GIVEN TASK: Write out the entries again exactly as they are given.

Extracted data entries:
※ ※ ※
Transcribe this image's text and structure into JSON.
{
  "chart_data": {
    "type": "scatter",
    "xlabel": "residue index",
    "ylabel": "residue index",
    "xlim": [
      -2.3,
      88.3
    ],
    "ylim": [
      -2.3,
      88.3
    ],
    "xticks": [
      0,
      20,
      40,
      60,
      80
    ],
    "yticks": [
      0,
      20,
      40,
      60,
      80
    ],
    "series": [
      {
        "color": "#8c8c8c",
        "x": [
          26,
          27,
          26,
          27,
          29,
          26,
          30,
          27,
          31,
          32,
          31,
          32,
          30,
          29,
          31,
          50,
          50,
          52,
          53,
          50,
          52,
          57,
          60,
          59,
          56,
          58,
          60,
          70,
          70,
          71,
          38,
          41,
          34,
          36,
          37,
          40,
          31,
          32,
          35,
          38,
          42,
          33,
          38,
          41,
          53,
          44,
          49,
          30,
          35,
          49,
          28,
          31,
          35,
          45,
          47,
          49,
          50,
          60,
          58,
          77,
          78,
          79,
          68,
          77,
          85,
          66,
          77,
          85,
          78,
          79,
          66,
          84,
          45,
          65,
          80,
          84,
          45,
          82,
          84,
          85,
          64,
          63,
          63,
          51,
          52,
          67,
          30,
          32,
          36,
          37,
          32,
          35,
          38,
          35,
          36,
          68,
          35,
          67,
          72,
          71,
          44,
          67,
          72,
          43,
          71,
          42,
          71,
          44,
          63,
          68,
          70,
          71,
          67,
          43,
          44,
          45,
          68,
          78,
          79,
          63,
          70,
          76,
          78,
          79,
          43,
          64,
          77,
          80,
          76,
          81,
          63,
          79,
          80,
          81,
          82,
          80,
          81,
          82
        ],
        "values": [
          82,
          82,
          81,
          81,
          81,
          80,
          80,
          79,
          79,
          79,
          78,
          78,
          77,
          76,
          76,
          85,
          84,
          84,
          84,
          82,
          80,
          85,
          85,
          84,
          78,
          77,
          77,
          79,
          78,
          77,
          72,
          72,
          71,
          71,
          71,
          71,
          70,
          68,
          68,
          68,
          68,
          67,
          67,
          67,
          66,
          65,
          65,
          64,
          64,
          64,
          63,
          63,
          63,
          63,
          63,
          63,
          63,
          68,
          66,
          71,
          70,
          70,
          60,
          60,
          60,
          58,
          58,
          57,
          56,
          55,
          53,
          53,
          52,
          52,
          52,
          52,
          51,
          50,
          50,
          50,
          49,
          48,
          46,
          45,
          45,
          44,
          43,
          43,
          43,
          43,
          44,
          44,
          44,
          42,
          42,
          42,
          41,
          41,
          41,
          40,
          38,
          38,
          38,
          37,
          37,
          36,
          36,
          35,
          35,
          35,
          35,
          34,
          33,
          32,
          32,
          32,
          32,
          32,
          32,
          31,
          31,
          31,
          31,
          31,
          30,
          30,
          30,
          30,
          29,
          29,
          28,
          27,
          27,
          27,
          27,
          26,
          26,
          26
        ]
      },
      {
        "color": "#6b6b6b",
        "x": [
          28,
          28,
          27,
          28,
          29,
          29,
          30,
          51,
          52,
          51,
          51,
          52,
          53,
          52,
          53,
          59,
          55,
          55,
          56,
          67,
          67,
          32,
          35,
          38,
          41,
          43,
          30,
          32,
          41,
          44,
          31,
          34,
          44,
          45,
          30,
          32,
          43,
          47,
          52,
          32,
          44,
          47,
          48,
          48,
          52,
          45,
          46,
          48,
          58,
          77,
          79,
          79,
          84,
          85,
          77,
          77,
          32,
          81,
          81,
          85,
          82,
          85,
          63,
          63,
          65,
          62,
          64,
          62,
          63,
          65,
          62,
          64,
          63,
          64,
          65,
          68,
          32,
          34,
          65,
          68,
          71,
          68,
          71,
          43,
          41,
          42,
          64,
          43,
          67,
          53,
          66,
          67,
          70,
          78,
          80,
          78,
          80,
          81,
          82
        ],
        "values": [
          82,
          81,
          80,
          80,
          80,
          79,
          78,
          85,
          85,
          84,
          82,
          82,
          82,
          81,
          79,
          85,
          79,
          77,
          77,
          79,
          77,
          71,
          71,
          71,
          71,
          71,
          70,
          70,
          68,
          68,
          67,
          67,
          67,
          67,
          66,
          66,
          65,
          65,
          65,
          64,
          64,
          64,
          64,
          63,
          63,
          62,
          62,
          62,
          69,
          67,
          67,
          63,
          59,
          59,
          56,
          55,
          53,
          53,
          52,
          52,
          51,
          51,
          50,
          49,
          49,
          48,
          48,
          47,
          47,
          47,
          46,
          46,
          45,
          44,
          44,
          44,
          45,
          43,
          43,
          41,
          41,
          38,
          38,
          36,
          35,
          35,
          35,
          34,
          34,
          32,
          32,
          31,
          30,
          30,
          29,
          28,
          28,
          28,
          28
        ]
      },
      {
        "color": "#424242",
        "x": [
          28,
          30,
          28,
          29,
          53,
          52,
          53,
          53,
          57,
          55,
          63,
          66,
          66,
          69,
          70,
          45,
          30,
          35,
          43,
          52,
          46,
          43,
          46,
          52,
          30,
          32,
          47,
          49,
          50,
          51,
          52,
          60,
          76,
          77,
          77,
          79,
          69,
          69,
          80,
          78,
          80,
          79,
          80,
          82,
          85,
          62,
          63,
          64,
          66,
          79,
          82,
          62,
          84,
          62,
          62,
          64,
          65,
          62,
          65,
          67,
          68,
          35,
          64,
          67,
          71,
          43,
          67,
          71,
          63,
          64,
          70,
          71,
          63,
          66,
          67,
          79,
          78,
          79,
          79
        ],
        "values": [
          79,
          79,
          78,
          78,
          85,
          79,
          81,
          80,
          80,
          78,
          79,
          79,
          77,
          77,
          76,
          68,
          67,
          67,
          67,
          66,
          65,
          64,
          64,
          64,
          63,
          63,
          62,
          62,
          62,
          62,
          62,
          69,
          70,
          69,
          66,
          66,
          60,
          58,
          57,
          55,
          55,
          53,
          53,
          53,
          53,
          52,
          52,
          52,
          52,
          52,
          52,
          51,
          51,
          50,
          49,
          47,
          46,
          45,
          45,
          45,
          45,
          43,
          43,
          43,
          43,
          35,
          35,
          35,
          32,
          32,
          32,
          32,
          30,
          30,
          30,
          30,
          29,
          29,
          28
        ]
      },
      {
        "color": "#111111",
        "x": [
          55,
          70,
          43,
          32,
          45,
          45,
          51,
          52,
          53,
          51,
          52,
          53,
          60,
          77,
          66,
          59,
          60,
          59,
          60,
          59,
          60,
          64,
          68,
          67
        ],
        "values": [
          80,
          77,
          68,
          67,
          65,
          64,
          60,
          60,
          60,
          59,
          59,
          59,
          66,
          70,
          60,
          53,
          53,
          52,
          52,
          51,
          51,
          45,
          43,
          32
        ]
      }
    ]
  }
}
※ ※ ※
TASK ANSWER:
Transcribe this image's text and structure into JSON.
{
  "chart_data": {
    "type": "scatter",
    "xlabel": "residue index",
    "ylabel": "residue index",
    "xlim": [
      -2.3,
      88.3
    ],
    "ylim": [
      -2.3,
      88.3
    ],
    "xticks": [
      0,
      20,
      40,
      60,
      80
    ],
    "yticks": [
      0,
      20,
      40,
      60,
      80
    ],
    "series": [
      {
        "color": "#8c8c8c",
        "x": [
          26,
          27,
          26,
          27,
          29,
          26,
          30,
          27,
          31,
          32,
          31,
          32,
          30,
          29,
          31,
          50,
          50,
          52,
          53,
          50,
          52,
          57,
          60,
          59,
          56,
          58,
          60,
          70,
          70,
          71,
          38,
          41,
          34,
          36,
          37,
          40,
          31,
          32,
          35,
          38,
          42,
          33,
          38,
          41,
          53,
          44,
          49,
          30,
          35,
          49,
          28,
          31,
          35,
          45,
          47,
          49,
          50,
          60,
          58,
          77,
          78,
          79,
          68,
          77,
          85,
          66,
          77,
          85,
          78,
          79,
          66,
          84,
          45,
          65,
          80,
          84,
          45,
          82,
          84,
          85,
          64,
          63,
          63,
          51,
          52,
          67,
          30,
          32,
          36,
          37,
          32,
          35,
          38,
          35,
          36,
          68,
          35,
          67,
          72,
          71,
          44,
          67,
          72,
          43,
          71,
          42,
          71,
          44,
          63,
          68,
          70,
          71,
          67,
          43,
          44,
          45,
          68,
          78,
          79,
          63,
          70,
          76,
          78,
          79,
          43,
          64,
          77,
          80,
          76,
          81,
          63,
          79,
          80,
          81,
          82,
          80,
          81,
          82
        ],
        "values": [
          82,
          82,
          81,
          81,
          81,
          80,
          80,
          79,
          79,
          79,
          78,
          78,
          77,
          76,
          76,
          85,
          84,
          84,
          84,
          82,
          80,
          85,
          85,
          84,
          78,
          77,
          77,
          79,
          78,
          77,
          72,
          72,
          71,
          71,
          71,
          71,
          70,
          68,
          68,
          68,
          68,
          67,
          67,
          67,
          66,
          65,
          65,
          64,
          64,
          64,
          63,
          63,
          63,
          63,
          63,
          63,
          63,
          68,
          66,
          71,
          70,
          70,
          60,
          60,
          60,
          58,
          58,
          57,
          56,
          55,
          53,
          53,
          52,
          52,
          52,
          52,
          51,
          50,
          50,
          50,
          49,
          48,
          46,
          45,
          45,
          44,
          43,
          43,
          43,
          43,
          44,
          44,
          44,
          42,
          42,
          42,
          41,
          41,
          41,
          40,
          38,
          38,
          38,
          37,
          37,
          36,
          36,
          35,
          35,
          35,
          35,
          34,
          33,
          32,
          32,
          32,
          32,
          32,
          32,
          31,
          31,
          31,
          31,
          31,
          30,
          30,
          30,
          30,
          29,
          29,
          28,
          27,
          27,
          27,
          27,
          26,
          26,
          26
        ]
      },
      {
        "color": "#6b6b6b",
        "x": [
          28,
          28,
          27,
          28,
          29,
          29,
          30,
          51,
          52,
          51,
          51,
          52,
          53,
          52,
          53,
          59,
          55,
          55,
          56,
          67,
          67,
          32,
          35,
          38,
          41,
          43,
          30,
          32,
          41,
          44,
          31,
          34,
          44,
          45,
          30,
          32,
          43,
          47,
          52,
          32,
          44,
          47,
          48,
          48,
          52,
          45,
          46,
          48,
          58,
          77,
          79,
          79,
          84,
          85,
          77,
          77,
          32,
          81,
          81,
          85,
          82,
          85,
          63,
          63,
          65,
          62,
          64,
          62,
          63,
          65,
          62,
          64,
          63,
          64,
          65,
          68,
          32,
          34,
          65,
          68,
          71,
          68,
          71,
          43,
          41,
          42,
          64,
          43,
          67,
          53,
          66,
          67,
          70,
          78,
          80,
          78,
          80,
          81,
          82
        ],
        "values": [
          82,
          81,
          80,
          80,
          80,
          79,
          78,
          85,
          85,
          84,
          82,
          82,
          82,
          81,
          79,
          85,
          79,
          77,
          77,
          79,
          77,
          71,
          71,
          71,
          71,
          71,
          70,
          70,
          68,
          68,
          67,
          67,
          67,
          67,
          66,
          66,
          65,
          65,
          65,
          64,
          64,
          64,
          64,
          63,
          63,
          62,
          62,
          62,
          69,
          67,
          67,
          63,
          59,
          59,
          56,
          55,
          53,
          53,
          52,
          52,
          51,
          51,
          50,
          49,
          49,
          48,
          48,
          47,
          47,
          47,
          46,
          46,
          45,
          44,
          44,
          44,
          45,
          43,
          43,
          41,
          41,
          38,
          38,
          36,
          35,
          35,
          35,
          34,
          34,
          32,
          32,
          31,
          30,
          30,
          29,
          28,
          28,
          28,
          28
        ]
      },
      {
        "color": "#424242",
        "x": [
          28,
          30,
          28,
          29,
          53,
          52,
          53,
          53,
          57,
          55,
          63,
          66,
          66,
          69,
          70,
          45,
          30,
          35,
          43,
          52,
          46,
          43,
          46,
          52,
          30,
          32,
          47,
          49,
          50,
          51,
          52,
          60,
          76,
          77,
          77,
          79,
          69,
          69,
          80,
          78,
          80,
          79,
          80,
          82,
          85,
          62,
          63,
          64,
          66,
          79,
          82,
          62,
          84,
          62,
          62,
          64,
          65,
          62,
          65,
          67,
          68,
          35,
          64,
          67,
          71,
          43,
          67,
          71,
          63,
          64,
          70,
          71,
          63,
          66,
          67,
          79,
          78,
          79,
          79
        ],
        "values": [
          79,
          79,
          78,
          78,
          85,
          79,
          81,
          80,
          80,
          78,
          79,
          79,
          77,
          77,
          76,
          68,
          67,
          67,
          67,
          66,
          65,
          64,
          64,
          64,
          63,
          63,
          62,
          62,
          62,
          62,
          62,
          69,
          70,
          69,
          66,
          66,
          60,
          58,
          57,
          55,
          55,
          53,
          53,
          53,
          53,
          52,
          52,
          52,
          52,
          52,
          52,
          51,
          51,
          50,
          49,
          47,
          46,
          45,
          45,
          45,
          45,
          43,
          43,
          43,
          43,
          35,
          35,
          35,
          32,
          32,
          32,
          32,
          30,
          30,
          30,
          30,
          29,
          29,
          28
        ]
      },
      {
        "color": "#111111",
        "x": [
          55,
          70,
          43,
          32,
          45,
          45,
          51,
          52,
          53,
          51,
          52,
          53,
          60,
          77,
          66,
          59,
          60,
          59,
          60,
          59,
          60,
          64,
          68,
          67
        ],
        "values": [
          80,
          77,
          68,
          67,
          65,
          64,
          60,
          60,
          60,
          59,
          59,
          59,
          66,
          70,
          60,
          53,
          53,
          52,
          52,
          51,
          51,
          45,
          43,
          32
        ]
      }
    ]
  }
}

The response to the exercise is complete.